Input data:
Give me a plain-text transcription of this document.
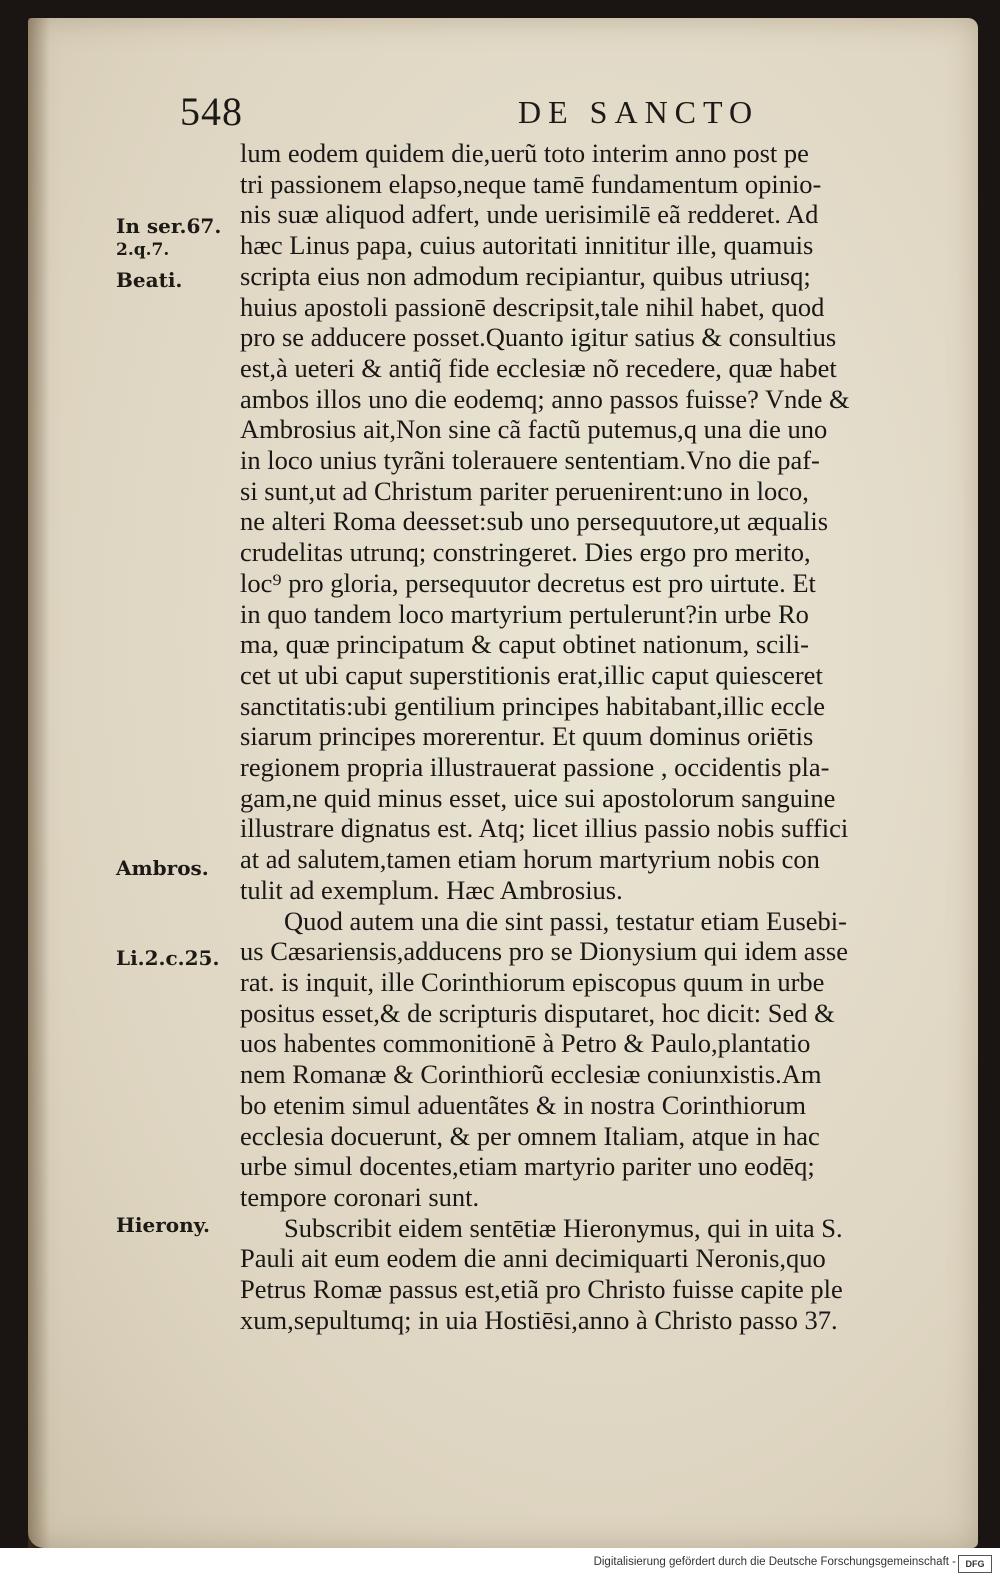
548	DE SANCTO
In ser.67.
2.q.7.
Beati.
Ambros.
Li.2.c.25.
Hierony.
lum eodem quidem die,uerũ toto interim anno post pe
tri passionem elapso,neque tamē fundamentum opinio-
nis suæ aliquod adfert, unde uerisimilē eã redderet. Ad
hæc Linus papa, cuius autoritati innititur ille, quamuis
scripta eius non admodum recipiantur, quibus utriusq;
huius apostoli passionē descripsit,tale nihil habet, quod
pro se adducere posset.Quanto igitur satius & consultius
est,à ueteri & antiq̃ fide ecclesiæ nõ recedere, quæ habet
ambos illos uno die eodemq; anno passos fuisse? Vnde &
Ambrosius ait,Non sine cã factũ putemus,q una die uno
in loco unius tyrãni tolerauere sententiam.Vno die paf-
si sunt,ut ad Christum pariter peruenirent:uno in loco,
ne alteri Roma deesset:sub uno persequutore,ut æqualis
crudelitas utrunq; constringeret. Dies ergo pro merito,
loc⁹ pro gloria, persequutor decretus est pro uirtute. Et
in quo tandem loco martyrium pertulerunt?in urbe Ro
ma, quæ principatum & caput obtinet nationum, scili-
cet ut ubi caput superstitionis erat,illic caput quiesceret
sanctitatis:ubi gentilium principes habitabant,illic eccle
siarum principes morerentur. Et quum dominus oriētis
regionem propria illustrauerat passione , occidentis pla-
gam,ne quid minus esset, uice sui apostolorum sanguine
illustrare dignatus est. Atq; licet illius passio nobis suffici
at ad salutem,tamen etiam horum martyrium nobis con
tulit ad exemplum. Hæc Ambrosius.
Quod autem una die sint passi, testatur etiam Eusebi-
us Cæsariensis,adducens pro se Dionysium qui idem asse
rat. is inquit, ille Corinthiorum episcopus quum in urbe
positus esset,& de scripturis disputaret, hoc dicit: Sed &
uos habentes commonitionē à Petro & Paulo,plantatio
nem Romanæ & Corinthiorũ ecclesiæ coniunxistis.Am
bo etenim simul aduentãtes & in nostra Corinthiorum
ecclesia docuerunt, & per omnem Italiam, atque in hac
urbe simul docentes,etiam martyrio pariter uno eodēq;
tempore coronari sunt.
Subscribit eidem sentētiæ Hieronymus, qui in uita S.
Pauli ait eum eodem die anni decimiquarti Neronis,quo
Petrus Romæ passus est,etiã pro Christo fuisse capite ple
xum,sepultumq; in uia Hostiēsi,anno à Christo passo 37.
Digitalisierung gefördert durch die Deutsche Forschungsgemeinschaft -	DFG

Given problem: Reply with one number only: how many lines of the listing hold "principes"?

Response for this exercise: 2